(Extrait de page):
------------------------------
Le même journal, die tageszeitung, brosse aussi un portrait du militant sénégalais des droits de l'homme Alioune Tine, qui a été arrêté pendant 48 heures. Le journal le présente comme la conscience du Sénégal. Ce professeur de littérature, écrit la Taz, fait partie de ces intellectuels sénégalais à la vision panafricaine qui ont fait de Dakar le centre incontesté de la pensée politique en Afrique francophone.

Neues Hauptquartier der Afrikanischen Union AU in Addis Abeba
Nouveau siège de l'UAImage : picture-alliance/dpa

Une unité africaine en lambeaux

La presse allemande est plus discrète sur le dernier sommet de l'Union africaine à Addis Abeba. Mais die tageszeitung consacre quand même un article substantiel au sujet. Elle note tout d'abord que ce sommet a été le premier depuis la chute et la mort du fondateur de l'Union africaine. Le Libyen Mouammar Kadhafi avait donné naissance à l'UA en 1999 lors d'un sommet à Sirte en Libye et la considérait comme un marche pied vers des Etats Unis d'Afrique sous sa houlette. Par de grandes envolées mégalomanes il avait par la suite torpillé régulièrement les discussions plus pragmatiques sur un développement progressif d'institutions panafricaines. Ce n'est pas un hasard, poursuit le journal, si l'UA avait choisi pour ce sommet des 29 et 30 janvier un thème qui n'aurait rien inspiré à Kadhafi: la promotion du commerce inter-africain. Les Etats africains n'effectuent entre eux que 10% de leur commerce extérieur. Il y avait matière à discussion, mais la discussion a tourné court, car une décision, à priori de routine, a fait éclater l'unité africaine. La réélection du président en exercice de la commission de l'UA, le Gabonais Jean Ping, a tourné au fiasco. Si quelqu'un marche sur les traces de la Libye, c'est la Chine. Juste à point pour ce sommet, Pékin a fait don à l'UA d'un nouveau siège. L'immeuble de 100 mètres de haut est le signe le plus visible du pouvoir de la Chine sur le continent.
------------------------------
(Lignes répertoriées):
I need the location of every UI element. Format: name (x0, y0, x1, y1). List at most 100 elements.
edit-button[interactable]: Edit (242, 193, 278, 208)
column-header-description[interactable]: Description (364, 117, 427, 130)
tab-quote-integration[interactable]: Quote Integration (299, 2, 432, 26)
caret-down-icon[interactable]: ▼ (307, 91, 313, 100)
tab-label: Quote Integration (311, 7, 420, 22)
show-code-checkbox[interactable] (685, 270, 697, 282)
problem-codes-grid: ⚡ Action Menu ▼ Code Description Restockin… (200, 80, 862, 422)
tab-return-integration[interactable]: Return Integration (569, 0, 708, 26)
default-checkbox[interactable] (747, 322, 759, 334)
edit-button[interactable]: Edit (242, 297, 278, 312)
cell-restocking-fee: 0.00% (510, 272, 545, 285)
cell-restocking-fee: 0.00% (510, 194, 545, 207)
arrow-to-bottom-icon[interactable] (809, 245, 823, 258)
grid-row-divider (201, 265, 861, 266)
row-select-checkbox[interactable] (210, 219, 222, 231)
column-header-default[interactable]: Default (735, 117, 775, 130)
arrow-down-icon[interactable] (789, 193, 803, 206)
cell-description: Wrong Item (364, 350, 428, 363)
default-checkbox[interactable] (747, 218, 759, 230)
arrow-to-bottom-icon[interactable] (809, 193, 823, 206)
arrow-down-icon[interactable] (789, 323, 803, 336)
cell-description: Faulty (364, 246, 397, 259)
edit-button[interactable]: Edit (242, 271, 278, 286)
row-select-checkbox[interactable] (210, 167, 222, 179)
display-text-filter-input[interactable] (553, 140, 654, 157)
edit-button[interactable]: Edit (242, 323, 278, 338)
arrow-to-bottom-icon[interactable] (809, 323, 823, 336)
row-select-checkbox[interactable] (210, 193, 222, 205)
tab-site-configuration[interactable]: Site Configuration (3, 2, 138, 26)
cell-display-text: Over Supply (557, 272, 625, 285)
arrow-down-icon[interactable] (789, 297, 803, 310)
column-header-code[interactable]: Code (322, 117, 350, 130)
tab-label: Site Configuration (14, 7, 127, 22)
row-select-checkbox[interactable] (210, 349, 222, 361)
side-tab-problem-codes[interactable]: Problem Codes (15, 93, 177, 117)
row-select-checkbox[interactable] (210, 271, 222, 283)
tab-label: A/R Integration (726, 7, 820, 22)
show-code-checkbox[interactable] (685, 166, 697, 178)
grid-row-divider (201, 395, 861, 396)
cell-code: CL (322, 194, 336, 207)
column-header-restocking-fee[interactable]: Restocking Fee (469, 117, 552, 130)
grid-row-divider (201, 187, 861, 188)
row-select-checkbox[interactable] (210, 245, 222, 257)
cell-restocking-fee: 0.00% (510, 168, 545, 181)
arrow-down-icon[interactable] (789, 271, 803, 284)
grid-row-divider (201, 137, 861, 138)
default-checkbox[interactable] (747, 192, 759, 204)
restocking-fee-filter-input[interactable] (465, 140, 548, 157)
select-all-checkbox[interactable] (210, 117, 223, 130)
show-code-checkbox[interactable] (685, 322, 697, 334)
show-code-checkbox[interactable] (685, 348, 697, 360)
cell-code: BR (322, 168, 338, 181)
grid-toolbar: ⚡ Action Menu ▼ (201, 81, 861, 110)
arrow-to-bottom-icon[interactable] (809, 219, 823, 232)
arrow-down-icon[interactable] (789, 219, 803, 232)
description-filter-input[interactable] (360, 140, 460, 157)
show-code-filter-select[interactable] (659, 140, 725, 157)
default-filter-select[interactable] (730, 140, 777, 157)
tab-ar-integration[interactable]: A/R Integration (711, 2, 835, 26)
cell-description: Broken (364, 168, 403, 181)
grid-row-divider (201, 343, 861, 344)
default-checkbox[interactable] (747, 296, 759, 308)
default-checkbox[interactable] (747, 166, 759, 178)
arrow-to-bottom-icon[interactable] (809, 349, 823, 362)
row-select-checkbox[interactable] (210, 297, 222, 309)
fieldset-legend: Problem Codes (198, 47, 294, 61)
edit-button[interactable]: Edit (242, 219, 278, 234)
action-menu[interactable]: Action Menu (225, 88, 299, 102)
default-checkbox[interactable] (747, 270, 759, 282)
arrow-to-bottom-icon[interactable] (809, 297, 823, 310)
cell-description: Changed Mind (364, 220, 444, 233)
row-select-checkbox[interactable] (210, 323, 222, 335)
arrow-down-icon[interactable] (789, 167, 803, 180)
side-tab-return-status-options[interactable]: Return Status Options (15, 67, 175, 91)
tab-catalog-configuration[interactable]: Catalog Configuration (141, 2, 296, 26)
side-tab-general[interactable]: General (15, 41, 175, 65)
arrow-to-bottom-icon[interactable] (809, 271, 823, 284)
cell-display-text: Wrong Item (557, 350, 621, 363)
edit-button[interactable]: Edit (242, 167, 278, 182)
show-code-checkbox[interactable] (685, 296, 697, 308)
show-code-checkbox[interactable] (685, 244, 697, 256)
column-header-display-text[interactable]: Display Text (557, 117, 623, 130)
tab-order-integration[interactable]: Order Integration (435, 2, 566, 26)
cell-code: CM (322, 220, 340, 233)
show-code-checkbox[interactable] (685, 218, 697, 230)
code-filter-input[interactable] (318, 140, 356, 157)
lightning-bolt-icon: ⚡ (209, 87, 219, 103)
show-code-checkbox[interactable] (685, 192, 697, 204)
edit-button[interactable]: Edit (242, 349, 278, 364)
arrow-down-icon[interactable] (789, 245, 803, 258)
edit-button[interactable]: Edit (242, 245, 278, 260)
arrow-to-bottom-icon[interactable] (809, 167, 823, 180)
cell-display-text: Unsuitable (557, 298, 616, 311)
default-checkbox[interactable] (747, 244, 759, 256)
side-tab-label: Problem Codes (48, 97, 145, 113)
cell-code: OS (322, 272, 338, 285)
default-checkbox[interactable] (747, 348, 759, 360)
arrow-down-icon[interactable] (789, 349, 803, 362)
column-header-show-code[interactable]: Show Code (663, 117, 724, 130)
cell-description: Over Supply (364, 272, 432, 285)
------------------------------
(Travail à faire):
Recopiez l'extrait de page en entier, sans en changer un seul mot.

(Réponse rédigée):
Le même journal, die tageszeitung, brosse aussi un portrait du militant sénégalais des droits de l'homme Alioune Tine, qui a été arrêté pendant 48 heures. Le journal le présente comme la conscience du Sénégal. Ce professeur de littérature, écrit la Taz, fait partie de ces intellectuels sénégalais à la vision panafricaine qui ont fait de Dakar le centre incontesté de la pensée politique en Afrique francophone.

Neues Hauptquartier der Afrikanischen Union AU in Addis Abeba
Nouveau siège de l'UAImage : picture-alliance/dpa

Une unité africaine en lambeaux

La presse allemande est plus discrète sur le dernier sommet de l'Union africaine à Addis Abeba. Mais die tageszeitung consacre quand même un article substantiel au sujet. Elle note tout d'abord que ce sommet a été le premier depuis la chute et la mort du fondateur de l'Union africaine. Le Libyen Mouammar Kadhafi avait donné naissance à l'UA en 1999 lors d'un sommet à Sirte en Libye et la considérait comme un marche pied vers des Etats Unis d'Afrique sous sa houlette. Par de grandes envolées mégalomanes il avait par la suite torpillé régulièrement les discussions plus pragmatiques sur un développement progressif d'institutions panafricaines. Ce n'est pas un hasard, poursuit le journal, si l'UA avait choisi pour ce sommet des 29 et 30 janvier un thème qui n'aurait rien inspiré à Kadhafi: la promotion du commerce inter-africain. Les Etats africains n'effectuent entre eux que 10% de leur commerce extérieur. Il y avait matière à discussion, mais la discussion a tourné court, car une décision, à priori de routine, a fait éclater l'unité africaine. La réélection du président en exercice de la commission de l'UA, le Gabonais Jean Ping, a tourné au fiasco. Si quelqu'un marche sur les traces de la Libye, c'est la Chine. Juste à point pour ce sommet, Pékin a fait don à l'UA d'un nouveau siège. L'immeuble de 100 mètres de haut est le signe le plus visible du pouvoir de la Chine sur le continent.